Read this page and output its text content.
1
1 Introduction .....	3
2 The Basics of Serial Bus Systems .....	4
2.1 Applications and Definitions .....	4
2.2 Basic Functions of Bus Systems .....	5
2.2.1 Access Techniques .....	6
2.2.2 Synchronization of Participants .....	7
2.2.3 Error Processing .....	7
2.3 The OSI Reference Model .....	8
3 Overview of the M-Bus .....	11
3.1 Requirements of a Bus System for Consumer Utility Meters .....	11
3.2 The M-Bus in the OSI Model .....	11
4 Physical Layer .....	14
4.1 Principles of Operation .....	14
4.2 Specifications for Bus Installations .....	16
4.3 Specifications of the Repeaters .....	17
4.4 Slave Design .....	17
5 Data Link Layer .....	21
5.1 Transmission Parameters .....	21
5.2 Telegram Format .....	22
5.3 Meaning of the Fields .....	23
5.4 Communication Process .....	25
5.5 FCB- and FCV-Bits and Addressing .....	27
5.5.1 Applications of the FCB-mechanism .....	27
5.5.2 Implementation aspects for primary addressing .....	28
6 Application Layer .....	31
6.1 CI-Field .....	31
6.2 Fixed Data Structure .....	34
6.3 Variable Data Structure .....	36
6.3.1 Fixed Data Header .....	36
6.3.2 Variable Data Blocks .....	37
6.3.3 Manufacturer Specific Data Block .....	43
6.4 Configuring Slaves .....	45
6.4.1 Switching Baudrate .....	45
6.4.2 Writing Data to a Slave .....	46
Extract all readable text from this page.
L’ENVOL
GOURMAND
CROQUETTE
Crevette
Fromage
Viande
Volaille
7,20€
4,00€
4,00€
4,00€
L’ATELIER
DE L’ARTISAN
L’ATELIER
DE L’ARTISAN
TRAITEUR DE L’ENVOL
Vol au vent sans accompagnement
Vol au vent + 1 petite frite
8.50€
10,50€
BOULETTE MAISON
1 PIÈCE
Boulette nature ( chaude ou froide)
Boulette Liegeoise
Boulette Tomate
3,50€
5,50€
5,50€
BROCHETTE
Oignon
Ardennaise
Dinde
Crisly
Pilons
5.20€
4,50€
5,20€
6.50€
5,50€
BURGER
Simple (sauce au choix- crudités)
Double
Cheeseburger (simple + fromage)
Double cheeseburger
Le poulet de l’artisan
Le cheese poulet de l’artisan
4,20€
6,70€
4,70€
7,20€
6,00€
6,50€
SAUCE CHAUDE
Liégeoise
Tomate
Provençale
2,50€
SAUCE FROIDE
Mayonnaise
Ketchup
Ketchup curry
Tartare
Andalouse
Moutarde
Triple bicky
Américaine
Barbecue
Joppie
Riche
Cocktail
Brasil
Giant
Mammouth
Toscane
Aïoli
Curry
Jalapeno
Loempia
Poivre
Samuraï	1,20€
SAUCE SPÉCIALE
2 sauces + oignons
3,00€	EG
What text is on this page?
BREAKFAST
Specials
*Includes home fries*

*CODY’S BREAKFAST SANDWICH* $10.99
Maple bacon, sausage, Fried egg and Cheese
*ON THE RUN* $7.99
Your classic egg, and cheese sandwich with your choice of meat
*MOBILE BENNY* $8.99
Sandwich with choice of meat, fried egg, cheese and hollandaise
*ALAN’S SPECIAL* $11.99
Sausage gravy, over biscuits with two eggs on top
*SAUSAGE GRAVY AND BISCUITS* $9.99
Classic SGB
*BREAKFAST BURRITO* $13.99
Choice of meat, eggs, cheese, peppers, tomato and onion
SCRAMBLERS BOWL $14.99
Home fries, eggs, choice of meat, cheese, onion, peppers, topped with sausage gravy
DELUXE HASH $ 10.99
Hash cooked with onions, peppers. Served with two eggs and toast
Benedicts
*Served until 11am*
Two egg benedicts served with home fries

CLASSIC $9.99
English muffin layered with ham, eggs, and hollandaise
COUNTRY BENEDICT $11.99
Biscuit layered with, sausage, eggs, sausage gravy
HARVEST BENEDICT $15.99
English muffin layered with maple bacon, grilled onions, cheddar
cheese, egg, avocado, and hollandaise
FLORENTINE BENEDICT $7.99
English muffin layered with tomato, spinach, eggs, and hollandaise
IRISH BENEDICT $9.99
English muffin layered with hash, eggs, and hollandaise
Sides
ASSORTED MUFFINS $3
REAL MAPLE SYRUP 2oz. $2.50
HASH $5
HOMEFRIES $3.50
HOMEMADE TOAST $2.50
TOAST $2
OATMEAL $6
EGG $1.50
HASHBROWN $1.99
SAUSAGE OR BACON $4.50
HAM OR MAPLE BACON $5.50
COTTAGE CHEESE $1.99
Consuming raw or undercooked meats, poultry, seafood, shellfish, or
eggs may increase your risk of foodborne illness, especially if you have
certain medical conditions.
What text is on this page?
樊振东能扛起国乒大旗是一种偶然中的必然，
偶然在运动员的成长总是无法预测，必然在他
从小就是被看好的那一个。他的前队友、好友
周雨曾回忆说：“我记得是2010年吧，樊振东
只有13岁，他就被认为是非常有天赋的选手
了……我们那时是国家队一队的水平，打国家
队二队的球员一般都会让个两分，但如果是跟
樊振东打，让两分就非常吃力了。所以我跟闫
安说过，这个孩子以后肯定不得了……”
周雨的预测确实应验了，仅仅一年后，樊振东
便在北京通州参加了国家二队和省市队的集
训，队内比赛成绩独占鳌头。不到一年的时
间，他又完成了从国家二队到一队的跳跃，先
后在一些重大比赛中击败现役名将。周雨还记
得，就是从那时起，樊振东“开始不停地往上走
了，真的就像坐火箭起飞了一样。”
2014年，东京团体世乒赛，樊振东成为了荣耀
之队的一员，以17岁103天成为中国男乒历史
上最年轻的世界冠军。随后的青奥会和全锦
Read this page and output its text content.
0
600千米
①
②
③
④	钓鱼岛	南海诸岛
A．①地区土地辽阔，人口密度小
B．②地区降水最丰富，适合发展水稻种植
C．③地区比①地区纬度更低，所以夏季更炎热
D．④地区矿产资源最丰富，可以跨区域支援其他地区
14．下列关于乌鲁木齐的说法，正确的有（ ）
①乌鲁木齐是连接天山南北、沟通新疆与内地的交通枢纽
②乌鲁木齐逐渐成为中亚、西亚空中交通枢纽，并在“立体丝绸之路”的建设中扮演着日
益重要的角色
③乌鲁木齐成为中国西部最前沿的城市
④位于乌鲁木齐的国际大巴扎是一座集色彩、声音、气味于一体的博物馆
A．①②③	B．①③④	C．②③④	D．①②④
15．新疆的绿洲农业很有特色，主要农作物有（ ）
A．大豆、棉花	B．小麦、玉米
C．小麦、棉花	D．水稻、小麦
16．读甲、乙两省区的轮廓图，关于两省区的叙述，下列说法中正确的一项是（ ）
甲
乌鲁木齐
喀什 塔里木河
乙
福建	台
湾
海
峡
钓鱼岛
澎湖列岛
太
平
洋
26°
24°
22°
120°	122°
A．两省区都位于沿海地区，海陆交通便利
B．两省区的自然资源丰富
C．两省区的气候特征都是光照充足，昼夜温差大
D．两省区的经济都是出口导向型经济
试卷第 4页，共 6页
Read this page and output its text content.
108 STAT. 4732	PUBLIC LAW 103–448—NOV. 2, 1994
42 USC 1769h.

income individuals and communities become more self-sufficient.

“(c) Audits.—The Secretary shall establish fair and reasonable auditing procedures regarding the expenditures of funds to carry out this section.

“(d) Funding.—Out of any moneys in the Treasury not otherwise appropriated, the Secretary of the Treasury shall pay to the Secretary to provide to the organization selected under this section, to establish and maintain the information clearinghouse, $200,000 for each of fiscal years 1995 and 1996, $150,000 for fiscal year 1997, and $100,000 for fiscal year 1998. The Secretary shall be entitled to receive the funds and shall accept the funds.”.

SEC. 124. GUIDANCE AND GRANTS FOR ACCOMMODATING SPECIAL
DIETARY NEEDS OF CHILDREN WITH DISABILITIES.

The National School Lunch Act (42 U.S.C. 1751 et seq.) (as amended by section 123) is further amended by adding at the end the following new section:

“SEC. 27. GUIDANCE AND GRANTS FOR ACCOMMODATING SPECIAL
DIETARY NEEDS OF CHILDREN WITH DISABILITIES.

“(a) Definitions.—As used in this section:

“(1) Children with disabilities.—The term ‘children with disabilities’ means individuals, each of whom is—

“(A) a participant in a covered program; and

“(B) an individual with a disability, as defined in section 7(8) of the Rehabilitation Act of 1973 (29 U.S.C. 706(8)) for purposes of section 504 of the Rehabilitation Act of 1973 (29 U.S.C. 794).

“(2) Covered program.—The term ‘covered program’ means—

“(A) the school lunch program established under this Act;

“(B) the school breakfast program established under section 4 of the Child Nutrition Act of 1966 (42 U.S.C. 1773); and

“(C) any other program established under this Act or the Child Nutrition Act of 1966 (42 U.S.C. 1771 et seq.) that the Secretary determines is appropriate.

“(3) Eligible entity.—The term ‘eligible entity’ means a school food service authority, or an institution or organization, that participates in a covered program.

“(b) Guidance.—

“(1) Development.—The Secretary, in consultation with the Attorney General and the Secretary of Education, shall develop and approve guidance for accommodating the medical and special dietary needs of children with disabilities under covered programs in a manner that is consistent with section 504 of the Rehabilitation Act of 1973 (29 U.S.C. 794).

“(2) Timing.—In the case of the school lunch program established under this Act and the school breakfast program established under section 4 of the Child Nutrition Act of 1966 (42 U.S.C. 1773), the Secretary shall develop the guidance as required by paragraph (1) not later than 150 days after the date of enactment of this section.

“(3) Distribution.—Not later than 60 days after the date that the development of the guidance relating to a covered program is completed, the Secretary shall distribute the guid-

==================================================

(WHAT IS ASKED):
Every line of the records that includes the word "funds" should be gathered.

(SOLUTION FOR THIS TASK):
“(c) Audits.—The Secretary shall establish fair and reasonable auditing procedures regarding the expenditures of funds to carry out this section.
“(d) Funding.—Out of any moneys in the Treasury not otherwise appropriated, the Secretary of the Treasury shall pay to the Secretary to provide to the organization selected under this section, to establish and maintain the information clearinghouse, $200,000 for each of fiscal years 1995 and 1996, $150,000 for fiscal year 1997, and $100,000 for fiscal year 1998. The Secretary shall be entitled to receive the funds and shall accept the funds.”.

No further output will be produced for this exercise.